Search the records below for the word "image". Pull out each line that has it.

Figure dataset records:

⟨

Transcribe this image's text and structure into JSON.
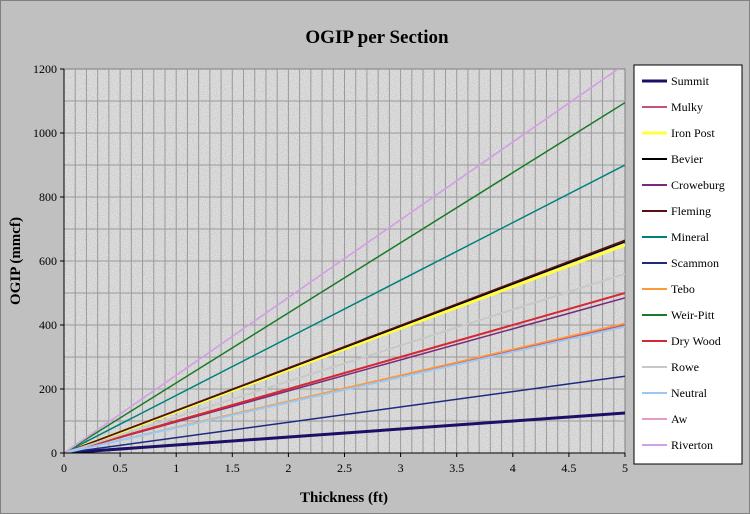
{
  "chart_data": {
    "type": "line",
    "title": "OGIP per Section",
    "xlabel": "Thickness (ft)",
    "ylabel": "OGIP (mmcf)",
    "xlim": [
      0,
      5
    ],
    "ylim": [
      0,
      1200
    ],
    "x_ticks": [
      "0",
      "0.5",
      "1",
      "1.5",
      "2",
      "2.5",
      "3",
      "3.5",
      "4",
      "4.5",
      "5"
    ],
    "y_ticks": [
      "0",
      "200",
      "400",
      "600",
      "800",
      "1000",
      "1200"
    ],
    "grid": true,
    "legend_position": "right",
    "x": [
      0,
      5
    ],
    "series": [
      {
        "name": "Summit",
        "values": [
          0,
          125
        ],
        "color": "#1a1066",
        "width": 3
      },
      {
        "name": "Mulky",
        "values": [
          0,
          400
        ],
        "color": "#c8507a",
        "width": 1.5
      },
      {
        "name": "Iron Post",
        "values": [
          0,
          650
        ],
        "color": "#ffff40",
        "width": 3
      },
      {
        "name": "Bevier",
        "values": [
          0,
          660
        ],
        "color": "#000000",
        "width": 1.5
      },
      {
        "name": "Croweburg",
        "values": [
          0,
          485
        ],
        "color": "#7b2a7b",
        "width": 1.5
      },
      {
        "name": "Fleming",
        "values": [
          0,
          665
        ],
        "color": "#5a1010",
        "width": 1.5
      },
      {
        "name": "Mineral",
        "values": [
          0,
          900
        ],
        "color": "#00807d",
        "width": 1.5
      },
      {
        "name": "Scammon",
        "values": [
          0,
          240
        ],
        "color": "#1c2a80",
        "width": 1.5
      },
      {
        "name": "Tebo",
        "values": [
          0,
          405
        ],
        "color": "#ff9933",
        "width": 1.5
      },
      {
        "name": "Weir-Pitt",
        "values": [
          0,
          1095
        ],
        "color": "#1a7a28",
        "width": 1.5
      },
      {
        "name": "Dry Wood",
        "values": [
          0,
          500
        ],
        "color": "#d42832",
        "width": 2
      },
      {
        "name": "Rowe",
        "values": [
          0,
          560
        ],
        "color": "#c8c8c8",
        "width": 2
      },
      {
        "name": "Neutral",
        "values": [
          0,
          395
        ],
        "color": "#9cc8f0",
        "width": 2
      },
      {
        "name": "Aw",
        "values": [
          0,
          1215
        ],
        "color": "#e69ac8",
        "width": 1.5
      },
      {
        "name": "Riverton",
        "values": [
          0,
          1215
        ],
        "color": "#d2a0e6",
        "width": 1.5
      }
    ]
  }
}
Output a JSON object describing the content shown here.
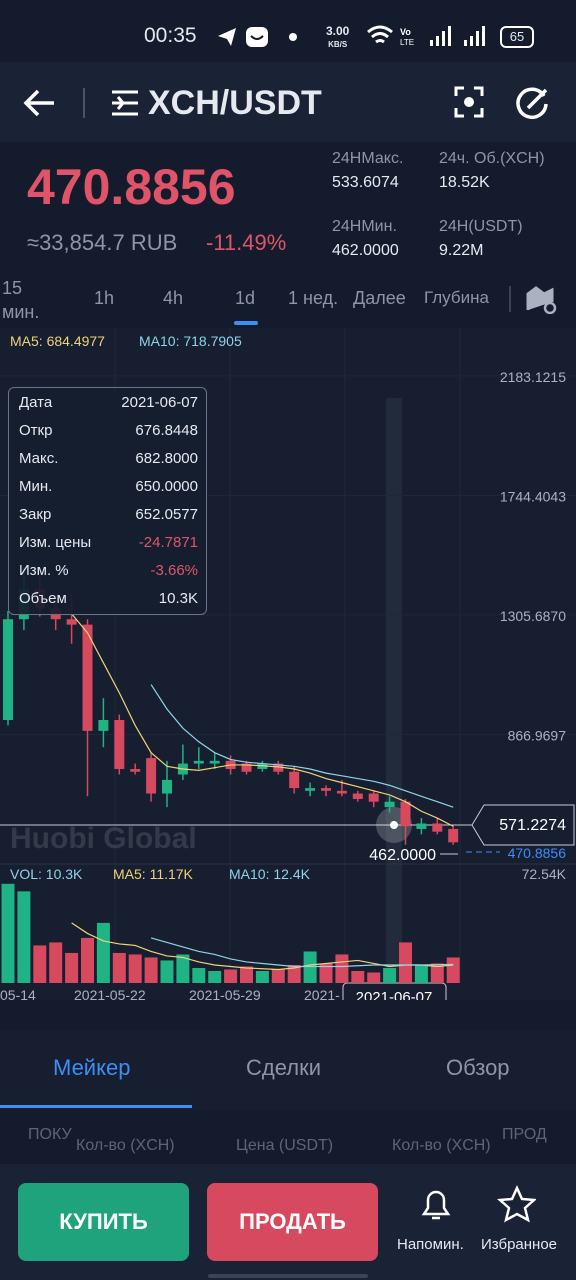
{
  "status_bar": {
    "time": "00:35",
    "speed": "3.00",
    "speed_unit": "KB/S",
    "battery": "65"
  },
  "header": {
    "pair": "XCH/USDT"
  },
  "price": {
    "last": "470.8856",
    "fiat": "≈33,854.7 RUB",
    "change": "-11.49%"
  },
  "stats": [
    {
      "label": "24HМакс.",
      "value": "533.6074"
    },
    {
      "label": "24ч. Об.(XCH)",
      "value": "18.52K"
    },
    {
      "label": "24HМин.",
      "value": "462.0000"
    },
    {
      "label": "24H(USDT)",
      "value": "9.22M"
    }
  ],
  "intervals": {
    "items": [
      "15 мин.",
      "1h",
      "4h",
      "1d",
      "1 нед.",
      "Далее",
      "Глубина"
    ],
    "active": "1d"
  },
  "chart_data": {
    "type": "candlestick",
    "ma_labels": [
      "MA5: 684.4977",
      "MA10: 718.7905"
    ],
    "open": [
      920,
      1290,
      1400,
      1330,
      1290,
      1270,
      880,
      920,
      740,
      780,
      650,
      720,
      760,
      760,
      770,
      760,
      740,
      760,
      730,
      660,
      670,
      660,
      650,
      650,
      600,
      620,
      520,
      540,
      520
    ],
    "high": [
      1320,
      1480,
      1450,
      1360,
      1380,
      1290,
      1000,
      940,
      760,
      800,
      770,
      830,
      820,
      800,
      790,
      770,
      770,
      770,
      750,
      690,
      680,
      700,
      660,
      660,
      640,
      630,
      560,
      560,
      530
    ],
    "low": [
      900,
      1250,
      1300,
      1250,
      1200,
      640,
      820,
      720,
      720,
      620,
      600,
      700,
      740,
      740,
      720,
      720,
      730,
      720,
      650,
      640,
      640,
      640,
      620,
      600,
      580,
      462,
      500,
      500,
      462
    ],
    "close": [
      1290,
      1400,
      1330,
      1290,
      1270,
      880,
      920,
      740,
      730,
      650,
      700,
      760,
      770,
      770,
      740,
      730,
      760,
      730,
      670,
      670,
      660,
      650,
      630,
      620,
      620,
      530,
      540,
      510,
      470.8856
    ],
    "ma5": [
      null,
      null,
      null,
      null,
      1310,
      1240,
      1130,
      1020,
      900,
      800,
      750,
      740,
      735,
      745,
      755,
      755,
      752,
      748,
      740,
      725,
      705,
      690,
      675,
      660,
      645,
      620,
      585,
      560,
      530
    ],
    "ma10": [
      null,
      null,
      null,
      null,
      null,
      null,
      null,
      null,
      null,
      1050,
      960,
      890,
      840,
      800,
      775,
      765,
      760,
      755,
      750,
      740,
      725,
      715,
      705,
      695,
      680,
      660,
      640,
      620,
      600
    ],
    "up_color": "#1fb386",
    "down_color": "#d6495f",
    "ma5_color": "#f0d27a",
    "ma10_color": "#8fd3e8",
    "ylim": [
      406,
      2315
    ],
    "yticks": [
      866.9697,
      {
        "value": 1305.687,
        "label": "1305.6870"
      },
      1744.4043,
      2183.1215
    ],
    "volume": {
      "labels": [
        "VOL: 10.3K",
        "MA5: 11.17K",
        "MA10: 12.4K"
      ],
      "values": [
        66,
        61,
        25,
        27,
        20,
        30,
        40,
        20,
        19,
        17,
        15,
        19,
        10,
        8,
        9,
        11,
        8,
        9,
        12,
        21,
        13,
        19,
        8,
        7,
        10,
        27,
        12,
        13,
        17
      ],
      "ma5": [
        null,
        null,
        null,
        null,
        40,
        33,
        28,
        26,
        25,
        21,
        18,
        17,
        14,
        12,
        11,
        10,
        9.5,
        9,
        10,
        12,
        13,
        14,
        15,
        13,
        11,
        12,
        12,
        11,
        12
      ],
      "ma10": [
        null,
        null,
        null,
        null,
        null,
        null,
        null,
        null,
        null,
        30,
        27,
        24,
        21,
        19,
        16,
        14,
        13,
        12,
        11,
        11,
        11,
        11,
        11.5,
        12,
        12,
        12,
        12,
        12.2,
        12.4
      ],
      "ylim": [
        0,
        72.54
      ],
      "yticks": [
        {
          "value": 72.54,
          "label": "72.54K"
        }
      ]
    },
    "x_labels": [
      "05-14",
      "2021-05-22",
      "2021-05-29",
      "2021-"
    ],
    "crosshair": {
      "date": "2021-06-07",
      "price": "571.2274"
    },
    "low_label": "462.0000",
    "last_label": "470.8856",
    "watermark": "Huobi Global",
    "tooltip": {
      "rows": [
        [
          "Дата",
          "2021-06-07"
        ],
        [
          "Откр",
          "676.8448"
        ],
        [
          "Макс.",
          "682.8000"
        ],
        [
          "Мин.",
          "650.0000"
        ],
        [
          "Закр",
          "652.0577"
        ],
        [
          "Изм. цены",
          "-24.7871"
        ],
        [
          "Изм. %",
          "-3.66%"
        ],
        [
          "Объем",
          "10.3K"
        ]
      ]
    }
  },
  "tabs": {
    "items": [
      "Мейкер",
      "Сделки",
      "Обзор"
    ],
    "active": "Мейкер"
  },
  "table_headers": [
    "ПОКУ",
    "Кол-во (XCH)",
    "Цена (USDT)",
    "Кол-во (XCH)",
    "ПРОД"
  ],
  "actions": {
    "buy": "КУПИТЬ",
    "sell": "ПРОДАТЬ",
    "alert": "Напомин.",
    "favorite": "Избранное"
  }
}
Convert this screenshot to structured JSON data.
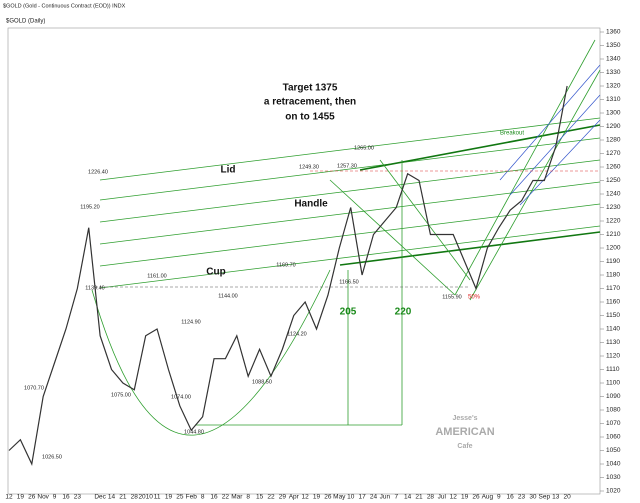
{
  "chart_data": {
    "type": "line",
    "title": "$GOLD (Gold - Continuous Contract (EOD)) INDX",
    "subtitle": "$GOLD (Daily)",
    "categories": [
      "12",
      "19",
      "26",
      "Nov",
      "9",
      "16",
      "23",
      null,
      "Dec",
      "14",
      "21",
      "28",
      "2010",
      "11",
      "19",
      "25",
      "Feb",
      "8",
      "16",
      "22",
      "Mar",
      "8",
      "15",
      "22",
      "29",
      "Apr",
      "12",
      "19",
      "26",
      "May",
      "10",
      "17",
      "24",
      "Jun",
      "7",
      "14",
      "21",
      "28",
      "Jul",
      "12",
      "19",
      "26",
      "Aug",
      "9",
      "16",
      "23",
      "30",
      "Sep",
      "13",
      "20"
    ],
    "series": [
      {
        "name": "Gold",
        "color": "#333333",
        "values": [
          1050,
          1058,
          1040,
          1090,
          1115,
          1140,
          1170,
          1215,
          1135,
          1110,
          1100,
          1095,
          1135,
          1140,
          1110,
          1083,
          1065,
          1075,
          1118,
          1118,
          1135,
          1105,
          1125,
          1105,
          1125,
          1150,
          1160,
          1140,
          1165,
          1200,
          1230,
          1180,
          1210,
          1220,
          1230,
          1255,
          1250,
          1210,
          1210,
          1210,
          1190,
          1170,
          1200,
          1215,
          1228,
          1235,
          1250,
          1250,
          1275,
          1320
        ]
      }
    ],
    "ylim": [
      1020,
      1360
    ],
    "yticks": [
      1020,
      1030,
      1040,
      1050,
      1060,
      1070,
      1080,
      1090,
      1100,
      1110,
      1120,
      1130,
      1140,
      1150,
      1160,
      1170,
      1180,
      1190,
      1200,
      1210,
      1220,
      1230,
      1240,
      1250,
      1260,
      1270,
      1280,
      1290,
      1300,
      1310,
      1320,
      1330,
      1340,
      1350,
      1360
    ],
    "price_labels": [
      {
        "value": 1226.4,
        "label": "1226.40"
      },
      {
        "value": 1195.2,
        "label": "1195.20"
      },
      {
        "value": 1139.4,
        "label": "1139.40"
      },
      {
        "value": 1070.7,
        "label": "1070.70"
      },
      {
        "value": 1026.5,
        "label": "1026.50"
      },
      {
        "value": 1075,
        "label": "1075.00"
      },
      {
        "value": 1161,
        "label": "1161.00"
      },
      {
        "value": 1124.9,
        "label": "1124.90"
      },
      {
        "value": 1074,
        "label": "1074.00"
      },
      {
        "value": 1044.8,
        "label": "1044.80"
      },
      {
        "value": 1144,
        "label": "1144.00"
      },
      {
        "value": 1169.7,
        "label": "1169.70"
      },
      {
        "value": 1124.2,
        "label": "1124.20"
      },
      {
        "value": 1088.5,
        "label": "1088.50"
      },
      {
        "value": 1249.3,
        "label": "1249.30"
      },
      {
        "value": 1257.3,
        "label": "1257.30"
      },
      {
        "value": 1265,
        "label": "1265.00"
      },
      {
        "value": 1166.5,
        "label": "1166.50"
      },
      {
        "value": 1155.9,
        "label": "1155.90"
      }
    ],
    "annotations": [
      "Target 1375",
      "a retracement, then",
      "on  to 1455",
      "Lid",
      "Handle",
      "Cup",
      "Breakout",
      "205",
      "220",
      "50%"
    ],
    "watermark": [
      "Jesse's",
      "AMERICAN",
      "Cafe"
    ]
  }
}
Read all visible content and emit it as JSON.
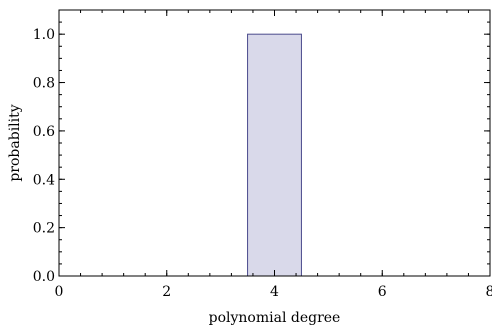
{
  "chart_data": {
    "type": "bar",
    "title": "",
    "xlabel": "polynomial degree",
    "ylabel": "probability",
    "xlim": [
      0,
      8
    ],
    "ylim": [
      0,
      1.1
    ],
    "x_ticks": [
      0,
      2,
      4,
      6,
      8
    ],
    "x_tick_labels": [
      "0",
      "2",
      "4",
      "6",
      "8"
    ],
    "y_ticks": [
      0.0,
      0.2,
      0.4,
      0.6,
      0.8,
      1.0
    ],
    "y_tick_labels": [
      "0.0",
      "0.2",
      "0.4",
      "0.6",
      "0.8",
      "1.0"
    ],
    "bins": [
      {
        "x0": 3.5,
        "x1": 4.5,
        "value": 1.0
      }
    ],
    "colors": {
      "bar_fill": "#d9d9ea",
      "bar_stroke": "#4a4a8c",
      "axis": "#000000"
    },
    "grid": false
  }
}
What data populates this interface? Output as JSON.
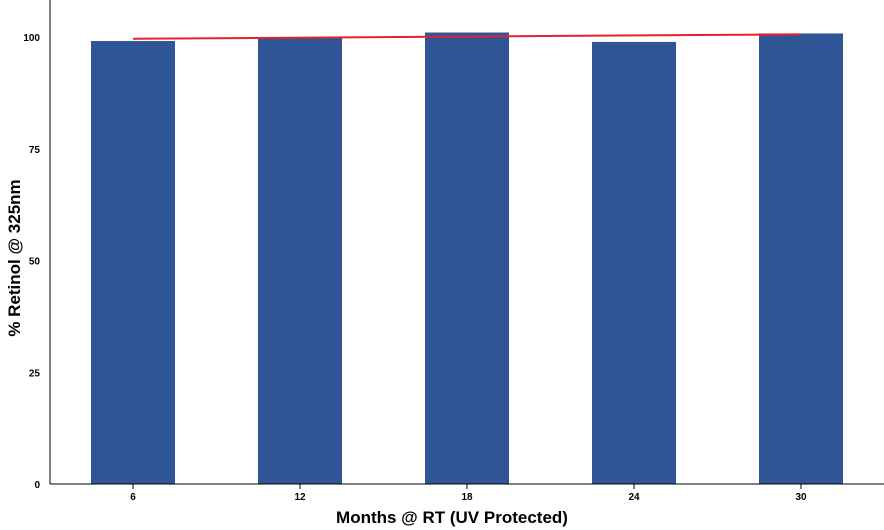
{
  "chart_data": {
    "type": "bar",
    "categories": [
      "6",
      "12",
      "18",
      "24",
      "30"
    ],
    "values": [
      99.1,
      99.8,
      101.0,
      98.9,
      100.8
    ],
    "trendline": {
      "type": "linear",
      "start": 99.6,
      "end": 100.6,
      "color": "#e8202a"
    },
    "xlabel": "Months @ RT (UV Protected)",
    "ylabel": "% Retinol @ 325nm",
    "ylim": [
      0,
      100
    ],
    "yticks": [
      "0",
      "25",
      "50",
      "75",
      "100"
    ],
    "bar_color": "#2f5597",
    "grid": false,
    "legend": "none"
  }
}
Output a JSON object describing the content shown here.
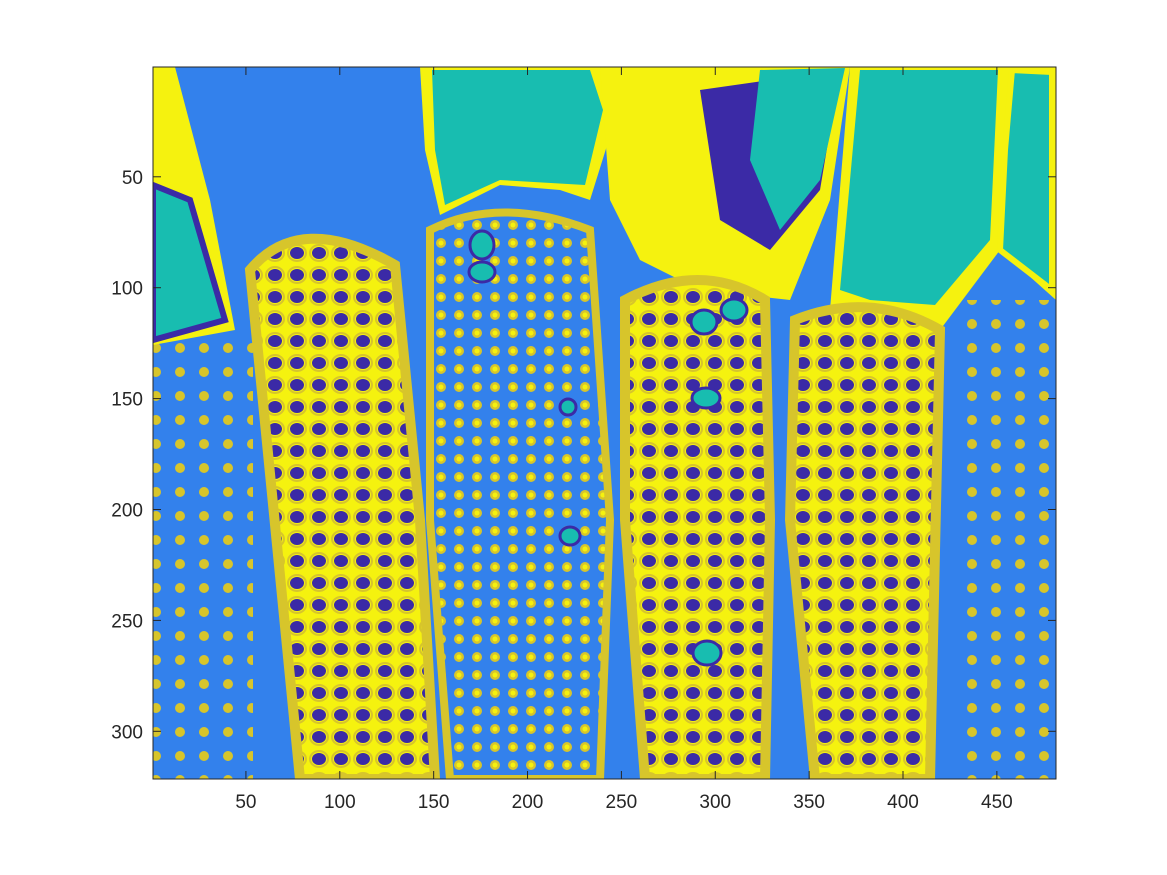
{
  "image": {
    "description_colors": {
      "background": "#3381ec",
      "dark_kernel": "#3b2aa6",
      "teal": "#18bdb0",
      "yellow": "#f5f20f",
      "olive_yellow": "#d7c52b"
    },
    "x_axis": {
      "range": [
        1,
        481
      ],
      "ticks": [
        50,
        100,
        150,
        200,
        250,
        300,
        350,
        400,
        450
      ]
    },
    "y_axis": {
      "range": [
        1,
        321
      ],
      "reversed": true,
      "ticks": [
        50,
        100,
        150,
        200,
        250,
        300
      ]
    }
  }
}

⟩

▶ _Task result_:
Transcribe this image's text and structure into JSON.
  "image": {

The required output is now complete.